* begin ENTRIES SUPPLIED *
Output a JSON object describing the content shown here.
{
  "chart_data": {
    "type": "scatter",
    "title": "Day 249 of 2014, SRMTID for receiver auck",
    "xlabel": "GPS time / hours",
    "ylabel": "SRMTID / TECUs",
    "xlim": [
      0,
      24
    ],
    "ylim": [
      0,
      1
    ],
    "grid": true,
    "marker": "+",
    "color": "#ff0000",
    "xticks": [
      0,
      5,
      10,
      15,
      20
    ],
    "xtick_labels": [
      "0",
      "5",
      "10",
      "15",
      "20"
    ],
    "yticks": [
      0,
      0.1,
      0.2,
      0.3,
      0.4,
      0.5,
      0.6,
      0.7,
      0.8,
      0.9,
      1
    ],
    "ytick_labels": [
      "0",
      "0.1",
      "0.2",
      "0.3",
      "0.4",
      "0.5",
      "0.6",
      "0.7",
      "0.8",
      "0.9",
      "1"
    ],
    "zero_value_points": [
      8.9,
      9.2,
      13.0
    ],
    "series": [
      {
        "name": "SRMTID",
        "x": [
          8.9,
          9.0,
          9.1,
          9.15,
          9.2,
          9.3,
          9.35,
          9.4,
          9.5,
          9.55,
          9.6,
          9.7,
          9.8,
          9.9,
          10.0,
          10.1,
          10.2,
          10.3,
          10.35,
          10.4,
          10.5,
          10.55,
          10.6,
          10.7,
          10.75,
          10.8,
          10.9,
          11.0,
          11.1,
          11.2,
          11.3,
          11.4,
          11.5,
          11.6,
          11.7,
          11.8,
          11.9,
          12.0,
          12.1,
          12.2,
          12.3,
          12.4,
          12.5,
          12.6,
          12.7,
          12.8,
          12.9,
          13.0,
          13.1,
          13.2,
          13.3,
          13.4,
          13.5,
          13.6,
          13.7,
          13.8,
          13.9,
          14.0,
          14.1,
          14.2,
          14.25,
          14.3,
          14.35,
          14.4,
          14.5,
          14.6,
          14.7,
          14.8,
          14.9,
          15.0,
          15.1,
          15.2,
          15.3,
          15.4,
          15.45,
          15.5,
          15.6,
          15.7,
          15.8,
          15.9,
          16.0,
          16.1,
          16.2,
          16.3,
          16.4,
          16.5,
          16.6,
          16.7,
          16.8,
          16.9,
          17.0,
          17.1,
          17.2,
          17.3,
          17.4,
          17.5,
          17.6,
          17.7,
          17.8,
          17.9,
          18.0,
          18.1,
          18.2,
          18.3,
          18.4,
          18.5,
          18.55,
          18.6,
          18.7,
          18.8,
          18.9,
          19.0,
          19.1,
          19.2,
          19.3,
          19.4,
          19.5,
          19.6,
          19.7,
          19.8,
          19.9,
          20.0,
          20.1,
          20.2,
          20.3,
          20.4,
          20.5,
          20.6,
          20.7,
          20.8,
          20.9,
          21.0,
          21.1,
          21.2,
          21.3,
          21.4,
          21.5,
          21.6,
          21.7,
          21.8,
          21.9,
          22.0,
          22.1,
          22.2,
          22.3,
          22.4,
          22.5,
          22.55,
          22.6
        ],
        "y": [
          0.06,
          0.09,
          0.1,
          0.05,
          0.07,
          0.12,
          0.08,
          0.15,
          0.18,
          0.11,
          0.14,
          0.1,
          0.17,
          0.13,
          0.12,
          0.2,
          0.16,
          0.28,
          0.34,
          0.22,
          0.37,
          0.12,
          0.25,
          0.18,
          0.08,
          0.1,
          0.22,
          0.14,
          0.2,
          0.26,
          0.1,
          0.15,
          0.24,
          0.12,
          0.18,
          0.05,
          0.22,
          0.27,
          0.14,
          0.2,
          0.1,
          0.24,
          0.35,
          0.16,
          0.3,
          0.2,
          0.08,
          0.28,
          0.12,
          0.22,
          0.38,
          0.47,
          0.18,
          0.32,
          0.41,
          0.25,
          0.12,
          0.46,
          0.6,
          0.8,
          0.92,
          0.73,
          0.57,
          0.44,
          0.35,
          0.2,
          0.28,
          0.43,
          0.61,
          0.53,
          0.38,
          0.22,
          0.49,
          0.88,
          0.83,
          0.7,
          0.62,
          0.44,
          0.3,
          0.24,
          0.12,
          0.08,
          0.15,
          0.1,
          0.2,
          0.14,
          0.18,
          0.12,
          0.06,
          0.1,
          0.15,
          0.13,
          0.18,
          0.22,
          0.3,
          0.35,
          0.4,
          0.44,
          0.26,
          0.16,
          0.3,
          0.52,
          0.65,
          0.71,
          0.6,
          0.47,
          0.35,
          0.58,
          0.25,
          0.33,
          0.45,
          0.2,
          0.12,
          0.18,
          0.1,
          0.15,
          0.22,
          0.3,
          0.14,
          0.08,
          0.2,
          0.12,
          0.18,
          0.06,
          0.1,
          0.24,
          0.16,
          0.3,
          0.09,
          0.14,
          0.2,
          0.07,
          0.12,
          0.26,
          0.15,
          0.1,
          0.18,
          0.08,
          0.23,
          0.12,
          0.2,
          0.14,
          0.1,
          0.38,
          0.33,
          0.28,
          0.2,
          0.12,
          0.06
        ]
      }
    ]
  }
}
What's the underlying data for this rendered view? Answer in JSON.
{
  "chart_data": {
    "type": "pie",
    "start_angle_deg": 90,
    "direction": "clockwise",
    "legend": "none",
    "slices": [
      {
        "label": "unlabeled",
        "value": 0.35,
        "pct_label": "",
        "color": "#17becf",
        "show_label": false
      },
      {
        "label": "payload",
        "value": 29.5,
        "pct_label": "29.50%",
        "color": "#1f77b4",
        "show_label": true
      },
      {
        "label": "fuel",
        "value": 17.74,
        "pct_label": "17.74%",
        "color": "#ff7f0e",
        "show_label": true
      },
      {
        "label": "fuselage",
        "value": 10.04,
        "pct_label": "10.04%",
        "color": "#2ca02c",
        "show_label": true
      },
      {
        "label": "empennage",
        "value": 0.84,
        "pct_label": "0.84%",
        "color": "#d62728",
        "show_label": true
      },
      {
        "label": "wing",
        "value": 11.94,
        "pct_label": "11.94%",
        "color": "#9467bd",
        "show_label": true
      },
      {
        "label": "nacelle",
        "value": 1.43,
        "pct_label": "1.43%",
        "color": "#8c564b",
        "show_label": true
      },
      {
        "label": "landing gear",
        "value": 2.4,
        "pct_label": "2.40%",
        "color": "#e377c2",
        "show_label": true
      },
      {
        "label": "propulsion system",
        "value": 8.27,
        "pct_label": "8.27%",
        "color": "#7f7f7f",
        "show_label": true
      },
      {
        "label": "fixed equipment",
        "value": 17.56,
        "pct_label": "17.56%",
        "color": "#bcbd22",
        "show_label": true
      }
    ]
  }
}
* end ENTRIES SUPPLIED *
WHAT TO WORK ON: Repeat the data in its entirety, character for character.

FINISHED ANSWER:
Output a JSON object describing the content shown here.
{
  "chart_data": {
    "type": "scatter",
    "title": "Day 249 of 2014, SRMTID for receiver auck",
    "xlabel": "GPS time / hours",
    "ylabel": "SRMTID / TECUs",
    "xlim": [
      0,
      24
    ],
    "ylim": [
      0,
      1
    ],
    "grid": true,
    "marker": "+",
    "color": "#ff0000",
    "xticks": [
      0,
      5,
      10,
      15,
      20
    ],
    "xtick_labels": [
      "0",
      "5",
      "10",
      "15",
      "20"
    ],
    "yticks": [
      0,
      0.1,
      0.2,
      0.3,
      0.4,
      0.5,
      0.6,
      0.7,
      0.8,
      0.9,
      1
    ],
    "ytick_labels": [
      "0",
      "0.1",
      "0.2",
      "0.3",
      "0.4",
      "0.5",
      "0.6",
      "0.7",
      "0.8",
      "0.9",
      "1"
    ],
    "zero_value_points": [
      8.9,
      9.2,
      13.0
    ],
    "series": [
      {
        "name": "SRMTID",
        "x": [
          8.9,
          9.0,
          9.1,
          9.15,
          9.2,
          9.3,
          9.35,
          9.4,
          9.5,
          9.55,
          9.6,
          9.7,
          9.8,
          9.9,
          10.0,
          10.1,
          10.2,
          10.3,
          10.35,
          10.4,
          10.5,
          10.55,
          10.6,
          10.7,
          10.75,
          10.8,
          10.9,
          11.0,
          11.1,
          11.2,
          11.3,
          11.4,
          11.5,
          11.6,
          11.7,
          11.8,
          11.9,
          12.0,
          12.1,
          12.2,
          12.3,
          12.4,
          12.5,
          12.6,
          12.7,
          12.8,
          12.9,
          13.0,
          13.1,
          13.2,
          13.3,
          13.4,
          13.5,
          13.6,
          13.7,
          13.8,
          13.9,
          14.0,
          14.1,
          14.2,
          14.25,
          14.3,
          14.35,
          14.4,
          14.5,
          14.6,
          14.7,
          14.8,
          14.9,
          15.0,
          15.1,
          15.2,
          15.3,
          15.4,
          15.45,
          15.5,
          15.6,
          15.7,
          15.8,
          15.9,
          16.0,
          16.1,
          16.2,
          16.3,
          16.4,
          16.5,
          16.6,
          16.7,
          16.8,
          16.9,
          17.0,
          17.1,
          17.2,
          17.3,
          17.4,
          17.5,
          17.6,
          17.7,
          17.8,
          17.9,
          18.0,
          18.1,
          18.2,
          18.3,
          18.4,
          18.5,
          18.55,
          18.6,
          18.7,
          18.8,
          18.9,
          19.0,
          19.1,
          19.2,
          19.3,
          19.4,
          19.5,
          19.6,
          19.7,
          19.8,
          19.9,
          20.0,
          20.1,
          20.2,
          20.3,
          20.4,
          20.5,
          20.6,
          20.7,
          20.8,
          20.9,
          21.0,
          21.1,
          21.2,
          21.3,
          21.4,
          21.5,
          21.6,
          21.7,
          21.8,
          21.9,
          22.0,
          22.1,
          22.2,
          22.3,
          22.4,
          22.5,
          22.55,
          22.6
        ],
        "y": [
          0.06,
          0.09,
          0.1,
          0.05,
          0.07,
          0.12,
          0.08,
          0.15,
          0.18,
          0.11,
          0.14,
          0.1,
          0.17,
          0.13,
          0.12,
          0.2,
          0.16,
          0.28,
          0.34,
          0.22,
          0.37,
          0.12,
          0.25,
          0.18,
          0.08,
          0.1,
          0.22,
          0.14,
          0.2,
          0.26,
          0.1,
          0.15,
          0.24,
          0.12,
          0.18,
          0.05,
          0.22,
          0.27,
          0.14,
          0.2,
          0.1,
          0.24,
          0.35,
          0.16,
          0.3,
          0.2,
          0.08,
          0.28,
          0.12,
          0.22,
          0.38,
          0.47,
          0.18,
          0.32,
          0.41,
          0.25,
          0.12,
          0.46,
          0.6,
          0.8,
          0.92,
          0.73,
          0.57,
          0.44,
          0.35,
          0.2,
          0.28,
          0.43,
          0.61,
          0.53,
          0.38,
          0.22,
          0.49,
          0.88,
          0.83,
          0.7,
          0.62,
          0.44,
          0.3,
          0.24,
          0.12,
          0.08,
          0.15,
          0.1,
          0.2,
          0.14,
          0.18,
          0.12,
          0.06,
          0.1,
          0.15,
          0.13,
          0.18,
          0.22,
          0.3,
          0.35,
          0.4,
          0.44,
          0.26,
          0.16,
          0.3,
          0.52,
          0.65,
          0.71,
          0.6,
          0.47,
          0.35,
          0.58,
          0.25,
          0.33,
          0.45,
          0.2,
          0.12,
          0.18,
          0.1,
          0.15,
          0.22,
          0.3,
          0.14,
          0.08,
          0.2,
          0.12,
          0.18,
          0.06,
          0.1,
          0.24,
          0.16,
          0.3,
          0.09,
          0.14,
          0.2,
          0.07,
          0.12,
          0.26,
          0.15,
          0.1,
          0.18,
          0.08,
          0.23,
          0.12,
          0.2,
          0.14,
          0.1,
          0.38,
          0.33,
          0.28,
          0.2,
          0.12,
          0.06
        ]
      }
    ]
  }
}
What's the underlying data for this rendered view? Answer in JSON.
{
  "chart_data": {
    "type": "pie",
    "start_angle_deg": 90,
    "direction": "clockwise",
    "legend": "none",
    "slices": [
      {
        "label": "unlabeled",
        "value": 0.35,
        "pct_label": "",
        "color": "#17becf",
        "show_label": false
      },
      {
        "label": "payload",
        "value": 29.5,
        "pct_label": "29.50%",
        "color": "#1f77b4",
        "show_label": true
      },
      {
        "label": "fuel",
        "value": 17.74,
        "pct_label": "17.74%",
        "color": "#ff7f0e",
        "show_label": true
      },
      {
        "label": "fuselage",
        "value": 10.04,
        "pct_label": "10.04%",
        "color": "#2ca02c",
        "show_label": true
      },
      {
        "label": "empennage",
        "value": 0.84,
        "pct_label": "0.84%",
        "color": "#d62728",
        "show_label": true
      },
      {
        "label": "wing",
        "value": 11.94,
        "pct_label": "11.94%",
        "color": "#9467bd",
        "show_label": true
      },
      {
        "label": "nacelle",
        "value": 1.43,
        "pct_label": "1.43%",
        "color": "#8c564b",
        "show_label": true
      },
      {
        "label": "landing gear",
        "value": 2.4,
        "pct_label": "2.40%",
        "color": "#e377c2",
        "show_label": true
      },
      {
        "label": "propulsion system",
        "value": 8.27,
        "pct_label": "8.27%",
        "color": "#7f7f7f",
        "show_label": true
      },
      {
        "label": "fixed equipment",
        "value": 17.56,
        "pct_label": "17.56%",
        "color": "#bcbd22",
        "show_label": true
      }
    ]
  }
}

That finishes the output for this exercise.